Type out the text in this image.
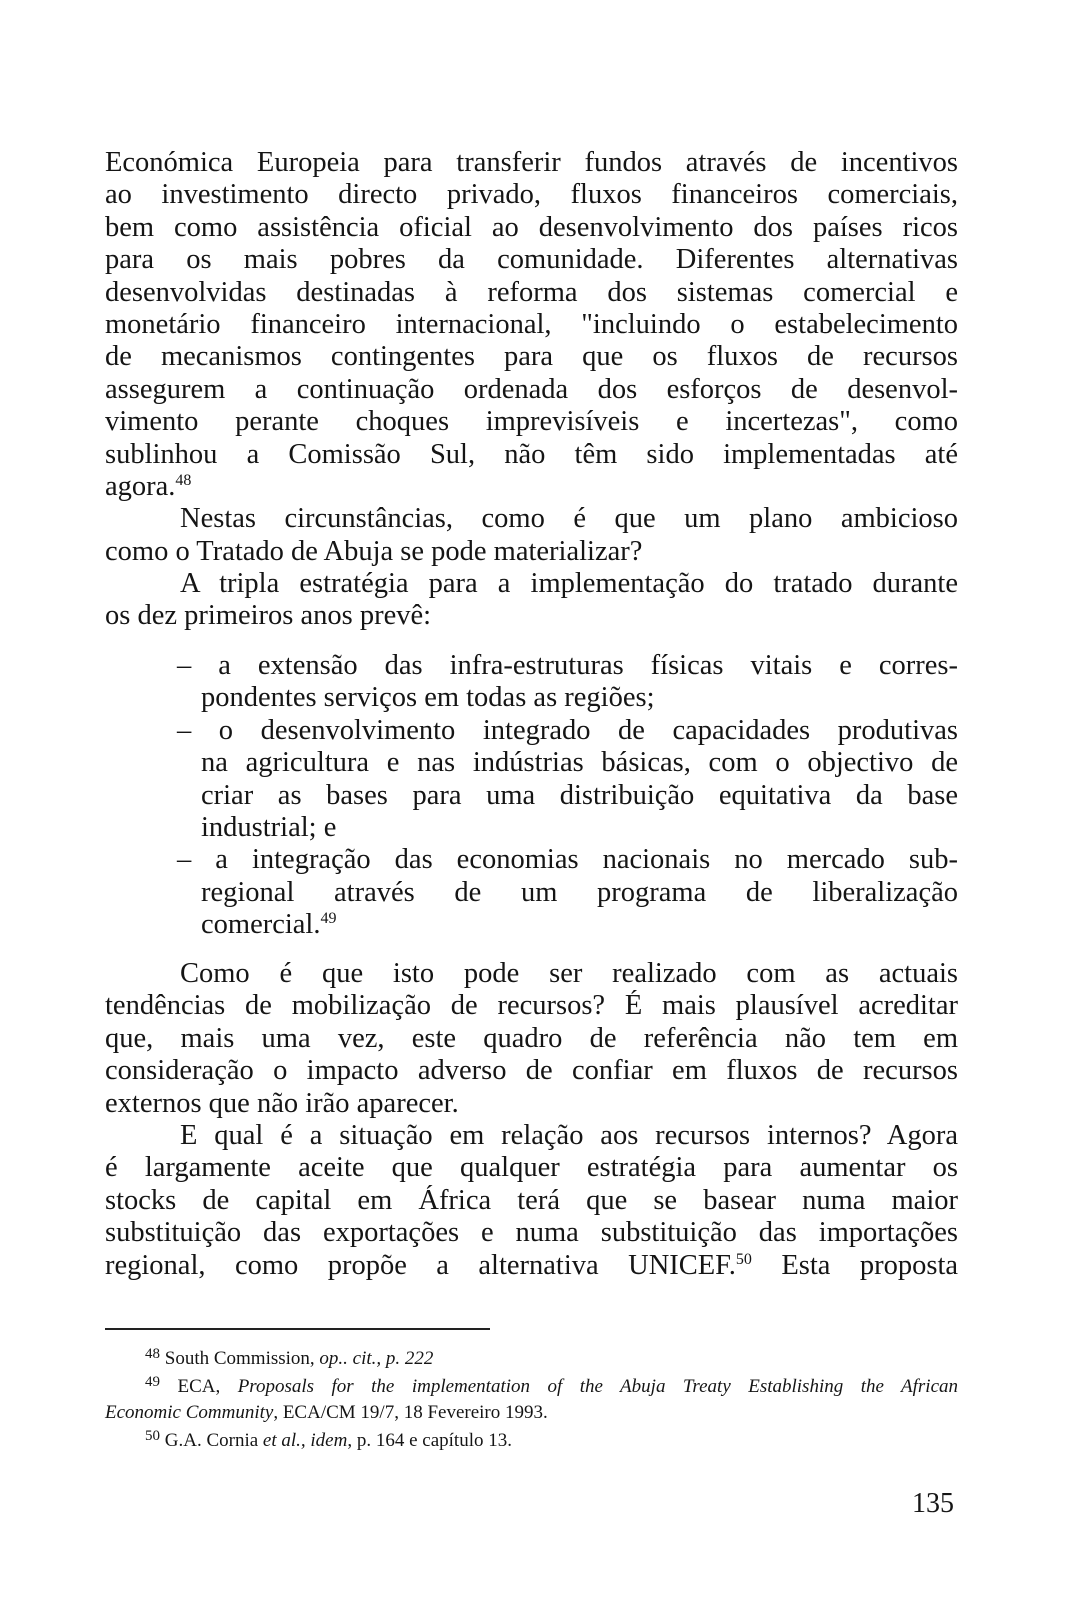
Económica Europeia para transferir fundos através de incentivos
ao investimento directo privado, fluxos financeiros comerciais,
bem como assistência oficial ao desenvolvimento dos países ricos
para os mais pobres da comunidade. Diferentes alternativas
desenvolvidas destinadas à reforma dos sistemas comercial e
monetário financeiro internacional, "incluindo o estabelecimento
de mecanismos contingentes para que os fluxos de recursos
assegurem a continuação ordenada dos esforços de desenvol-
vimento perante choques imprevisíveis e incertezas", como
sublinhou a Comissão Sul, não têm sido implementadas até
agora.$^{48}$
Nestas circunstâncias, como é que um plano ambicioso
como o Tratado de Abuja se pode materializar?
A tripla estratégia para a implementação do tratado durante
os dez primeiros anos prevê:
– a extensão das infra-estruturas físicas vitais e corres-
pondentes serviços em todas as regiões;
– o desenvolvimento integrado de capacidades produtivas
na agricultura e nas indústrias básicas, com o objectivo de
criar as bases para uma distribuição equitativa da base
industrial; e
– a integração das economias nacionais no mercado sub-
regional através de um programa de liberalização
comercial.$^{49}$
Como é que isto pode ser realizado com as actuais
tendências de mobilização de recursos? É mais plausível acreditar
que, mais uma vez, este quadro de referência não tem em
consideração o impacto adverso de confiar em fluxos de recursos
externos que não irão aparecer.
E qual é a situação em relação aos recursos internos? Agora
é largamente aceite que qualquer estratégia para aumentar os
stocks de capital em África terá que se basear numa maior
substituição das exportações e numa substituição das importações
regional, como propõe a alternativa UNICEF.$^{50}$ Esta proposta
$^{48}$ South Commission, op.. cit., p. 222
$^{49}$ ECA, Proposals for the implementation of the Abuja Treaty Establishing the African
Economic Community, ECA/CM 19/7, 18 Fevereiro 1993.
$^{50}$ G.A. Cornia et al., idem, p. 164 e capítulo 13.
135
──────
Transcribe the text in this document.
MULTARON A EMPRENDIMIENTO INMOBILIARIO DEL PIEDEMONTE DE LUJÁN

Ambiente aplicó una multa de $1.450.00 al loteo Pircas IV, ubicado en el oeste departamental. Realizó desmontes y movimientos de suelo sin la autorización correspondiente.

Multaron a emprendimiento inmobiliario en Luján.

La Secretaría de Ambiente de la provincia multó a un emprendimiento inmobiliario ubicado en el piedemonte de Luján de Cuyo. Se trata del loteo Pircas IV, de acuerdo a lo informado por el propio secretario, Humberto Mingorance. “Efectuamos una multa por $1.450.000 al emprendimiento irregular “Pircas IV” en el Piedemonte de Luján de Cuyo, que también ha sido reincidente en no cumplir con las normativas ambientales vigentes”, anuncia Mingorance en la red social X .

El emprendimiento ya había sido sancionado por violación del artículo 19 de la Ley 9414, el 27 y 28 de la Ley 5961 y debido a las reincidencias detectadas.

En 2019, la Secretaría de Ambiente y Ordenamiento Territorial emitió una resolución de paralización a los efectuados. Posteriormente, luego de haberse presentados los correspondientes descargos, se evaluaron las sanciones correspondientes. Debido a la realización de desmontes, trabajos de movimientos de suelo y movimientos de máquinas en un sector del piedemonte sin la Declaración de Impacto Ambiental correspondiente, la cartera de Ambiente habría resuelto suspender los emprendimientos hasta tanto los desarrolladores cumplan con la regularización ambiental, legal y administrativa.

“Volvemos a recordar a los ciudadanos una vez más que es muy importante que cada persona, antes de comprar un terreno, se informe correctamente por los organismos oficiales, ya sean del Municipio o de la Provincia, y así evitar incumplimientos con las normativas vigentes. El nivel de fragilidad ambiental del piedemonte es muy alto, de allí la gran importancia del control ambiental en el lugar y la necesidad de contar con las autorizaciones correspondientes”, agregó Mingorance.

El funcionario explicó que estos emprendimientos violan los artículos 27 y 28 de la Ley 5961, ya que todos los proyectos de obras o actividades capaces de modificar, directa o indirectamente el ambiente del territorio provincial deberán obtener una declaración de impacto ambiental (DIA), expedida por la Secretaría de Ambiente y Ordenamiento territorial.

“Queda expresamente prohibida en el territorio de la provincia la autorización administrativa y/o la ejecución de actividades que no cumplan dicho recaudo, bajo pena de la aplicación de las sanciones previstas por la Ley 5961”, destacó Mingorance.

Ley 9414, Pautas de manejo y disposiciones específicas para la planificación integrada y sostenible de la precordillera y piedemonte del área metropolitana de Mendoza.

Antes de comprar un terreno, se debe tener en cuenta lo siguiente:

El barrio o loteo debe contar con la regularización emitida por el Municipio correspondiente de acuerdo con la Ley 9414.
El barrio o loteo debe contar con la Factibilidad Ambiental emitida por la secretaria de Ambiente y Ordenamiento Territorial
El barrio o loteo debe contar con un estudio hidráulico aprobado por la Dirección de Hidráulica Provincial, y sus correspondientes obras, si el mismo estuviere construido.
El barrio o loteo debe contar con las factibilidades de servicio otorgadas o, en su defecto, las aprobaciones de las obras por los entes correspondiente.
──────
**Required task**
For each line above that contains the word "barrio", copy that line.

**The solution**
El barrio o loteo debe contar con la regularización emitida por el Municipio correspondiente de acuerdo con la Ley 9414.
El barrio o loteo debe contar con la Factibilidad Ambiental emitida por la secretaria de Ambiente y Ordenamiento Territorial
El barrio o loteo debe contar con un estudio hidráulico aprobado por la Dirección de Hidráulica Provincial, y sus correspondientes obras, si el mismo estuviere construido.
El barrio o loteo debe contar con las factibilidades de servicio otorgadas o, en su defecto, las aprobaciones de las obras por los entes correspondiente.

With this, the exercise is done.